Task prompt
Reproduce each line of the records below without any change.
START Dataset records
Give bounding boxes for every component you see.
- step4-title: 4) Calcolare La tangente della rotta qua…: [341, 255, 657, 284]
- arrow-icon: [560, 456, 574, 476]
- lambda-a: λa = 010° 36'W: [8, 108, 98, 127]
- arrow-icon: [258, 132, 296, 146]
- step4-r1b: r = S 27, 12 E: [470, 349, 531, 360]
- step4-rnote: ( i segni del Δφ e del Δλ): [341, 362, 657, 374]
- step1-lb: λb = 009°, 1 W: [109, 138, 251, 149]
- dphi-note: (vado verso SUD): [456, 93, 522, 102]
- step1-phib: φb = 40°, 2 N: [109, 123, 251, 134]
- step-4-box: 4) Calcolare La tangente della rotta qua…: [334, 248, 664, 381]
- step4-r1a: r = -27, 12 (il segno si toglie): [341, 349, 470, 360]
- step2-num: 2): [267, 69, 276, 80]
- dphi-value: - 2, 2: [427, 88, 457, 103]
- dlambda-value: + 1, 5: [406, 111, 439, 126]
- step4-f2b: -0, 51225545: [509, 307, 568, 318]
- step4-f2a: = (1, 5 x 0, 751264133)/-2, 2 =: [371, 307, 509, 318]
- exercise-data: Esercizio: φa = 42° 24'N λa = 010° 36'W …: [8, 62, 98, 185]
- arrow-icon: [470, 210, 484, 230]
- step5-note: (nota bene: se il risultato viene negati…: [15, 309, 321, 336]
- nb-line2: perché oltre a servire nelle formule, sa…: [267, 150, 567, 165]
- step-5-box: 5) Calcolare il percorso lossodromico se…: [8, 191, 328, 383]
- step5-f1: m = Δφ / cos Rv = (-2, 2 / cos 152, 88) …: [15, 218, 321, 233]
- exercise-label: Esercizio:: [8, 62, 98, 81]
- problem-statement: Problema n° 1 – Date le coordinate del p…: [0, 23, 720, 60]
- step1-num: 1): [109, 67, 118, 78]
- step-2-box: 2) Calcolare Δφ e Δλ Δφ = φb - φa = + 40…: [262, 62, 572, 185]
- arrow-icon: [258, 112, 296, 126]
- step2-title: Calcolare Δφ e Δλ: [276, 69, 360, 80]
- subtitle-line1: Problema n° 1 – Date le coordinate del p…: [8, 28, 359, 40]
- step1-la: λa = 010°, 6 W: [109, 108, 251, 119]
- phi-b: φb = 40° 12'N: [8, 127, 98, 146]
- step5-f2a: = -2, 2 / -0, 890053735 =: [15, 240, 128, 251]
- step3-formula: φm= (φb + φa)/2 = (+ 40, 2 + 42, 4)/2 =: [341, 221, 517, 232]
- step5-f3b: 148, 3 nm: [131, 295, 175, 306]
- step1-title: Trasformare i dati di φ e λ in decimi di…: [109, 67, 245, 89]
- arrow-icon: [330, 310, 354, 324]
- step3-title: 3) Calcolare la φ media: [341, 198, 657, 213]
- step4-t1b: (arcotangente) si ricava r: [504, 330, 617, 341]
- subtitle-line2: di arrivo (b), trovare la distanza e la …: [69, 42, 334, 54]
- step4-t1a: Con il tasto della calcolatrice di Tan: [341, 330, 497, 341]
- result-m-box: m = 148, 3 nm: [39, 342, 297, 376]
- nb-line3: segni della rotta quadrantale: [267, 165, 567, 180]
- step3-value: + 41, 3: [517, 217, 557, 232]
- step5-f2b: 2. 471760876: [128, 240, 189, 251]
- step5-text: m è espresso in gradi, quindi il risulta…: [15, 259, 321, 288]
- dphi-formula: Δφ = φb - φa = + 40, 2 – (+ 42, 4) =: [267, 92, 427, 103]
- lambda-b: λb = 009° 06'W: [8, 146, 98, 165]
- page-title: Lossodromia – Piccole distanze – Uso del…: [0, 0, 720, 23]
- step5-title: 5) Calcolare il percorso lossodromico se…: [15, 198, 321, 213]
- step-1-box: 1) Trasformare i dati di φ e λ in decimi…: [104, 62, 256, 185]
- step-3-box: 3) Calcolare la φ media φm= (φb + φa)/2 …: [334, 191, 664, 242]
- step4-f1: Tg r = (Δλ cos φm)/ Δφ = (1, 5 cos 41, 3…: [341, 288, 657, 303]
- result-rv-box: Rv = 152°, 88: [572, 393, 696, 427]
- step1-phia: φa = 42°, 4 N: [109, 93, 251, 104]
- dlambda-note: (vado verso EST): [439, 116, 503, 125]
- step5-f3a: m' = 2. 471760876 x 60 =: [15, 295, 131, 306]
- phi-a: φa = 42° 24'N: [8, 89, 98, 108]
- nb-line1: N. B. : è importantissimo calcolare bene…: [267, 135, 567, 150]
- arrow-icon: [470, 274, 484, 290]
END Dataset records
Answer to this task
Give bounding boxes for every component you see.
- step4-title: 4) Calcolare La tangente della rotta qua…: [341, 255, 657, 284]
- arrow-icon: [560, 456, 574, 476]
- lambda-a: λa = 010° 36'W: [8, 108, 98, 127]
- arrow-icon: [258, 132, 296, 146]
- step4-r1b: r = S 27, 12 E: [470, 349, 531, 360]
- step4-rnote: ( i segni del Δφ e del Δλ): [341, 362, 657, 374]
- step1-lb: λb = 009°, 1 W: [109, 138, 251, 149]
- dphi-note: (vado verso SUD): [456, 93, 522, 102]
- step1-phib: φb = 40°, 2 N: [109, 123, 251, 134]
- step-4-box: 4) Calcolare La tangente della rotta qua…: [334, 248, 664, 381]
- step4-r1a: r = -27, 12 (il segno si toglie): [341, 349, 470, 360]
- step2-num: 2): [267, 69, 276, 80]
- dphi-value: - 2, 2: [427, 88, 457, 103]
- dlambda-value: + 1, 5: [406, 111, 439, 126]
- step4-f2b: -0, 51225545: [509, 307, 568, 318]
- step4-f2a: = (1, 5 x 0, 751264133)/-2, 2 =: [371, 307, 509, 318]
- exercise-data: Esercizio: φa = 42° 24'N λa = 010° 36'W …: [8, 62, 98, 185]
- arrow-icon: [470, 210, 484, 230]
- step5-note: (nota bene: se il risultato viene negati…: [15, 309, 321, 336]
- nb-line2: perché oltre a servire nelle formule, sa…: [267, 150, 567, 165]
- step-5-box: 5) Calcolare il percorso lossodromico se…: [8, 191, 328, 383]
- step5-f1: m = Δφ / cos Rv = (-2, 2 / cos 152, 88) …: [15, 218, 321, 233]
- exercise-label: Esercizio:: [8, 62, 98, 81]
- problem-statement: Problema n° 1 – Date le coordinate del p…: [0, 23, 720, 60]
- step1-num: 1): [109, 67, 118, 78]
- step-2-box: 2) Calcolare Δφ e Δλ Δφ = φb - φa = + 40…: [262, 62, 572, 185]
- arrow-icon: [258, 112, 296, 126]
- step2-title: Calcolare Δφ e Δλ: [276, 69, 360, 80]
- subtitle-line1: Problema n° 1 – Date le coordinate del p…: [8, 28, 359, 40]
- step1-la: λa = 010°, 6 W: [109, 108, 251, 119]
- phi-b: φb = 40° 12'N: [8, 127, 98, 146]
- step5-f2a: = -2, 2 / -0, 890053735 =: [15, 240, 128, 251]
- step3-formula: φm= (φb + φa)/2 = (+ 40, 2 + 42, 4)/2 =: [341, 221, 517, 232]
- step5-f3b: 148, 3 nm: [131, 295, 175, 306]
- step1-title: Trasformare i dati di φ e λ in decimi di…: [109, 67, 245, 89]
- arrow-icon: [330, 310, 354, 324]
- step3-title: 3) Calcolare la φ media: [341, 198, 657, 213]
- step4-t1b: (arcotangente) si ricava r: [504, 330, 617, 341]
- subtitle-line2: di arrivo (b), trovare la distanza e la …: [69, 42, 334, 54]
- step4-t1a: Con il tasto della calcolatrice di Tan: [341, 330, 497, 341]
- result-m-box: m = 148, 3 nm: [39, 342, 297, 376]
- nb-line3: segni della rotta quadrantale: [267, 165, 567, 180]
- step3-value: + 41, 3: [517, 217, 557, 232]
- step5-f2b: 2. 471760876: [128, 240, 189, 251]
- step5-text: m è espresso in gradi, quindi il risulta…: [15, 259, 321, 288]
- dphi-formula: Δφ = φb - φa = + 40, 2 – (+ 42, 4) =: [267, 92, 427, 103]
- lambda-b: λb = 009° 06'W: [8, 146, 98, 165]
- page-title: Lossodromia – Piccole distanze – Uso del…: [0, 0, 720, 23]
- step5-title: 5) Calcolare il percorso lossodromico se…: [15, 198, 321, 213]
- step-1-box: 1) Trasformare i dati di φ e λ in decimi…: [104, 62, 256, 185]
- step-3-box: 3) Calcolare la φ media φm= (φb + φa)/2 …: [334, 191, 664, 242]
- step4-f1: Tg r = (Δλ cos φm)/ Δφ = (1, 5 cos 41, 3…: [341, 288, 657, 303]
- result-rv-box: Rv = 152°, 88: [572, 393, 696, 427]
- step1-phia: φa = 42°, 4 N: [109, 93, 251, 104]
- dlambda-note: (vado verso EST): [439, 116, 503, 125]
- step5-f3a: m' = 2. 471760876 x 60 =: [15, 295, 131, 306]
- phi-a: φa = 42° 24'N: [8, 89, 98, 108]
- nb-line1: N. B. : è importantissimo calcolare bene…: [267, 135, 567, 150]
- arrow-icon: [470, 274, 484, 290]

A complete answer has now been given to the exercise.